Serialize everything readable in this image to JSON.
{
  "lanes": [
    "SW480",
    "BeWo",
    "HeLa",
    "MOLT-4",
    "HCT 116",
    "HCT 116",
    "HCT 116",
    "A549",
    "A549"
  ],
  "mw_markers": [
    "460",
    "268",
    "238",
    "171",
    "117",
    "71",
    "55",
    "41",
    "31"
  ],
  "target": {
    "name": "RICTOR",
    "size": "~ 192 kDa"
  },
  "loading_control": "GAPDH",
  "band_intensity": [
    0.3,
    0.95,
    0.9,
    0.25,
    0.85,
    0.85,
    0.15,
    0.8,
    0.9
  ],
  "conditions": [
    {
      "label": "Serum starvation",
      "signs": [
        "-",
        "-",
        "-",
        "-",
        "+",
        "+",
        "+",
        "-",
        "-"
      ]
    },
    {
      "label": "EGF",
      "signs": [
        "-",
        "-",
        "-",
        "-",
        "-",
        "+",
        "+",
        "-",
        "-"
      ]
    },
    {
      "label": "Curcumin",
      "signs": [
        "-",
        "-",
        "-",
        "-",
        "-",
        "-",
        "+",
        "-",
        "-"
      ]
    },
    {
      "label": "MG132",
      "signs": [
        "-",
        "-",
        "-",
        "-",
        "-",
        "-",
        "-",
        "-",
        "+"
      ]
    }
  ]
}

===

:: Your instructions ::
Output the full listing exactly as it stands.

:: Answer to the exercise ::
Serialize everything readable in this image to JSON.
{
  "lanes": [
    "SW480",
    "BeWo",
    "HeLa",
    "MOLT-4",
    "HCT 116",
    "HCT 116",
    "HCT 116",
    "A549",
    "A549"
  ],
  "mw_markers": [
    "460",
    "268",
    "238",
    "171",
    "117",
    "71",
    "55",
    "41",
    "31"
  ],
  "target": {
    "name": "RICTOR",
    "size": "~ 192 kDa"
  },
  "loading_control": "GAPDH",
  "band_intensity": [
    0.3,
    0.95,
    0.9,
    0.25,
    0.85,
    0.85,
    0.15,
    0.8,
    0.9
  ],
  "conditions": [
    {
      "label": "Serum starvation",
      "signs": [
        "-",
        "-",
        "-",
        "-",
        "+",
        "+",
        "+",
        "-",
        "-"
      ]
    },
    {
      "label": "EGF",
      "signs": [
        "-",
        "-",
        "-",
        "-",
        "-",
        "+",
        "+",
        "-",
        "-"
      ]
    },
    {
      "label": "Curcumin",
      "signs": [
        "-",
        "-",
        "-",
        "-",
        "-",
        "-",
        "+",
        "-",
        "-"
      ]
    },
    {
      "label": "MG132",
      "signs": [
        "-",
        "-",
        "-",
        "-",
        "-",
        "-",
        "-",
        "-",
        "+"
      ]
    }
  ]
}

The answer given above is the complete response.